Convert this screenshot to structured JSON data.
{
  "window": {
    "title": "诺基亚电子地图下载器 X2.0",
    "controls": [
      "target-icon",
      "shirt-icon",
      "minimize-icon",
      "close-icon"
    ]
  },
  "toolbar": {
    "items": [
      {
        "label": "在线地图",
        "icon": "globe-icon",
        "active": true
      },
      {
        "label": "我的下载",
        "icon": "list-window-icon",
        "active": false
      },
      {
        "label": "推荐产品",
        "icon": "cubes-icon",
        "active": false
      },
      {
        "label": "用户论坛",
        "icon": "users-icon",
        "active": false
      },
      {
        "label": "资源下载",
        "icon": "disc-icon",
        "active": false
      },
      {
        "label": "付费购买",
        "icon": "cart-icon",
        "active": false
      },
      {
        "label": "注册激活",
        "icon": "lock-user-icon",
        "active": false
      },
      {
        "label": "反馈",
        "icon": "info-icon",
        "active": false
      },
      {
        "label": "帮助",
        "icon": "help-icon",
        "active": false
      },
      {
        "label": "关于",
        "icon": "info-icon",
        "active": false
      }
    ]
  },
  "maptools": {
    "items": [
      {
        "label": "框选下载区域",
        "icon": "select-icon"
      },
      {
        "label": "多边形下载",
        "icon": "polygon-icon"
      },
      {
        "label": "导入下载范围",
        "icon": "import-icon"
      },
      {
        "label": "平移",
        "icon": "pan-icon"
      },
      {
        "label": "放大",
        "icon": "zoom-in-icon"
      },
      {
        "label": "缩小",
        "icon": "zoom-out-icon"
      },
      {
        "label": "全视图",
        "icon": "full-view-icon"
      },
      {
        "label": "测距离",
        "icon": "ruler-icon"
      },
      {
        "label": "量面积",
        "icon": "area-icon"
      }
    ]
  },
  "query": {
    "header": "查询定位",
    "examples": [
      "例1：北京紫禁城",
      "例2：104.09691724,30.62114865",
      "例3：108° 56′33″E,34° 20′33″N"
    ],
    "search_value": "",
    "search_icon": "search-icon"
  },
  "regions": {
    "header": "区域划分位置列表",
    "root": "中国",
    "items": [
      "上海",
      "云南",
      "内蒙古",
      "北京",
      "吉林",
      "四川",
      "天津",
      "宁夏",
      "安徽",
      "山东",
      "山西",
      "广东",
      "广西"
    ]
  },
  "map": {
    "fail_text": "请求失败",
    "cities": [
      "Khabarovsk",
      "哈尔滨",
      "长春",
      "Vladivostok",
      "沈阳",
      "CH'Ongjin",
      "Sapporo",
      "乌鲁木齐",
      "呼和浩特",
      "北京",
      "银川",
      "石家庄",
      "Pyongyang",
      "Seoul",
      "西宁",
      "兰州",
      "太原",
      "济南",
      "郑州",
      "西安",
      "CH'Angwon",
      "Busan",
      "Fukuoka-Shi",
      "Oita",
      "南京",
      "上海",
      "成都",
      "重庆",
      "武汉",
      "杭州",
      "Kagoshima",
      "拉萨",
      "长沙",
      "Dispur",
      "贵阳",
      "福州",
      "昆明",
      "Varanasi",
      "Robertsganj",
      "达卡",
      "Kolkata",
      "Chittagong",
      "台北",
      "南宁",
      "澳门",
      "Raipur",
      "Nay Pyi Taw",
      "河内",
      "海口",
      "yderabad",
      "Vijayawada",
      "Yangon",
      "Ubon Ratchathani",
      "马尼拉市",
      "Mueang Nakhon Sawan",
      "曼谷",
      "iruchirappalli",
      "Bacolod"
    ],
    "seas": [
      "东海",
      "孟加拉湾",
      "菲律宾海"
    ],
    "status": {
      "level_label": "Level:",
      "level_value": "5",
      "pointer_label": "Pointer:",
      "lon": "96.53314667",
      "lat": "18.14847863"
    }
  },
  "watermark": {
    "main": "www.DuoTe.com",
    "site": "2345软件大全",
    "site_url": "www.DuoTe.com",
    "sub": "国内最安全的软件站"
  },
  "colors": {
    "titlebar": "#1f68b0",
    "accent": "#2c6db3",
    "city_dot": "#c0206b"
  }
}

### Short exercise
Please repeat the listing exactly, with nothing left out.

### The reply
Convert this screenshot to structured JSON data.
{
  "window": {
    "title": "诺基亚电子地图下载器 X2.0",
    "controls": [
      "target-icon",
      "shirt-icon",
      "minimize-icon",
      "close-icon"
    ]
  },
  "toolbar": {
    "items": [
      {
        "label": "在线地图",
        "icon": "globe-icon",
        "active": true
      },
      {
        "label": "我的下载",
        "icon": "list-window-icon",
        "active": false
      },
      {
        "label": "推荐产品",
        "icon": "cubes-icon",
        "active": false
      },
      {
        "label": "用户论坛",
        "icon": "users-icon",
        "active": false
      },
      {
        "label": "资源下载",
        "icon": "disc-icon",
        "active": false
      },
      {
        "label": "付费购买",
        "icon": "cart-icon",
        "active": false
      },
      {
        "label": "注册激活",
        "icon": "lock-user-icon",
        "active": false
      },
      {
        "label": "反馈",
        "icon": "info-icon",
        "active": false
      },
      {
        "label": "帮助",
        "icon": "help-icon",
        "active": false
      },
      {
        "label": "关于",
        "icon": "info-icon",
        "active": false
      }
    ]
  },
  "maptools": {
    "items": [
      {
        "label": "框选下载区域",
        "icon": "select-icon"
      },
      {
        "label": "多边形下载",
        "icon": "polygon-icon"
      },
      {
        "label": "导入下载范围",
        "icon": "import-icon"
      },
      {
        "label": "平移",
        "icon": "pan-icon"
      },
      {
        "label": "放大",
        "icon": "zoom-in-icon"
      },
      {
        "label": "缩小",
        "icon": "zoom-out-icon"
      },
      {
        "label": "全视图",
        "icon": "full-view-icon"
      },
      {
        "label": "测距离",
        "icon": "ruler-icon"
      },
      {
        "label": "量面积",
        "icon": "area-icon"
      }
    ]
  },
  "query": {
    "header": "查询定位",
    "examples": [
      "例1：北京紫禁城",
      "例2：104.09691724,30.62114865",
      "例3：108° 56′33″E,34° 20′33″N"
    ],
    "search_value": "",
    "search_icon": "search-icon"
  },
  "regions": {
    "header": "区域划分位置列表",
    "root": "中国",
    "items": [
      "上海",
      "云南",
      "内蒙古",
      "北京",
      "吉林",
      "四川",
      "天津",
      "宁夏",
      "安徽",
      "山东",
      "山西",
      "广东",
      "广西"
    ]
  },
  "map": {
    "fail_text": "请求失败",
    "cities": [
      "Khabarovsk",
      "哈尔滨",
      "长春",
      "Vladivostok",
      "沈阳",
      "CH'Ongjin",
      "Sapporo",
      "乌鲁木齐",
      "呼和浩特",
      "北京",
      "银川",
      "石家庄",
      "Pyongyang",
      "Seoul",
      "西宁",
      "兰州",
      "太原",
      "济南",
      "郑州",
      "西安",
      "CH'Angwon",
      "Busan",
      "Fukuoka-Shi",
      "Oita",
      "南京",
      "上海",
      "成都",
      "重庆",
      "武汉",
      "杭州",
      "Kagoshima",
      "拉萨",
      "长沙",
      "Dispur",
      "贵阳",
      "福州",
      "昆明",
      "Varanasi",
      "Robertsganj",
      "达卡",
      "Kolkata",
      "Chittagong",
      "台北",
      "南宁",
      "澳门",
      "Raipur",
      "Nay Pyi Taw",
      "河内",
      "海口",
      "yderabad",
      "Vijayawada",
      "Yangon",
      "Ubon Ratchathani",
      "马尼拉市",
      "Mueang Nakhon Sawan",
      "曼谷",
      "iruchirappalli",
      "Bacolod"
    ],
    "seas": [
      "东海",
      "孟加拉湾",
      "菲律宾海"
    ],
    "status": {
      "level_label": "Level:",
      "level_value": "5",
      "pointer_label": "Pointer:",
      "lon": "96.53314667",
      "lat": "18.14847863"
    }
  },
  "watermark": {
    "main": "www.DuoTe.com",
    "site": "2345软件大全",
    "site_url": "www.DuoTe.com",
    "sub": "国内最安全的软件站"
  },
  "colors": {
    "titlebar": "#1f68b0",
    "accent": "#2c6db3",
    "city_dot": "#c0206b"
  }
}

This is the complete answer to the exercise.